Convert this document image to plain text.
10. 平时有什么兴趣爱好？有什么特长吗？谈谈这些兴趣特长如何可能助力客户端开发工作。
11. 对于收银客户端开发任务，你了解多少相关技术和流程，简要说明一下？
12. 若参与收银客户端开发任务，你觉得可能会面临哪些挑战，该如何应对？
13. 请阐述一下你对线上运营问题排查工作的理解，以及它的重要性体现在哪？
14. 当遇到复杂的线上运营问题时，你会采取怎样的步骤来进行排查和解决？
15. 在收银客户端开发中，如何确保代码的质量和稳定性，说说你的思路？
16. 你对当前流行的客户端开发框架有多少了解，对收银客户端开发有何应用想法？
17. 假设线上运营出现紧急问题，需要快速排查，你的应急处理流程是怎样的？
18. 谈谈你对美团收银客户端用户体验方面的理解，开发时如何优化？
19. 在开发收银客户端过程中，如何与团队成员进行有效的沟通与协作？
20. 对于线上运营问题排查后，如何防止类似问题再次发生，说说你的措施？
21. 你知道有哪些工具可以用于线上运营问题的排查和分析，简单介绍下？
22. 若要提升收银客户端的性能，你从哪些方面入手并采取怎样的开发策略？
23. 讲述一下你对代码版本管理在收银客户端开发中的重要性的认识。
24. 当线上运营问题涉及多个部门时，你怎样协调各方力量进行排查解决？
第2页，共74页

-----

GIVEN TASK: Retype all the material above precisely, with no line left out.

ANSWER TO THIS EXERCISE:
Convert this document image to plain text.
10. 平时有什么兴趣爱好？有什么特长吗？谈谈这些兴趣特长如何可能助力客户端开发工作。
11. 对于收银客户端开发任务，你了解多少相关技术和流程，简要说明一下？
12. 若参与收银客户端开发任务，你觉得可能会面临哪些挑战，该如何应对？
13. 请阐述一下你对线上运营问题排查工作的理解，以及它的重要性体现在哪？
14. 当遇到复杂的线上运营问题时，你会采取怎样的步骤来进行排查和解决？
15. 在收银客户端开发中，如何确保代码的质量和稳定性，说说你的思路？
16. 你对当前流行的客户端开发框架有多少了解，对收银客户端开发有何应用想法？
17. 假设线上运营出现紧急问题，需要快速排查，你的应急处理流程是怎样的？
18. 谈谈你对美团收银客户端用户体验方面的理解，开发时如何优化？
19. 在开发收银客户端过程中，如何与团队成员进行有效的沟通与协作？
20. 对于线上运营问题排查后，如何防止类似问题再次发生，说说你的措施？
21. 你知道有哪些工具可以用于线上运营问题的排查和分析，简单介绍下？
22. 若要提升收银客户端的性能，你从哪些方面入手并采取怎样的开发策略？
23. 讲述一下你对代码版本管理在收银客户端开发中的重要性的认识。
24. 当线上运营问题涉及多个部门时，你怎样协调各方力量进行排查解决？
第2页，共74页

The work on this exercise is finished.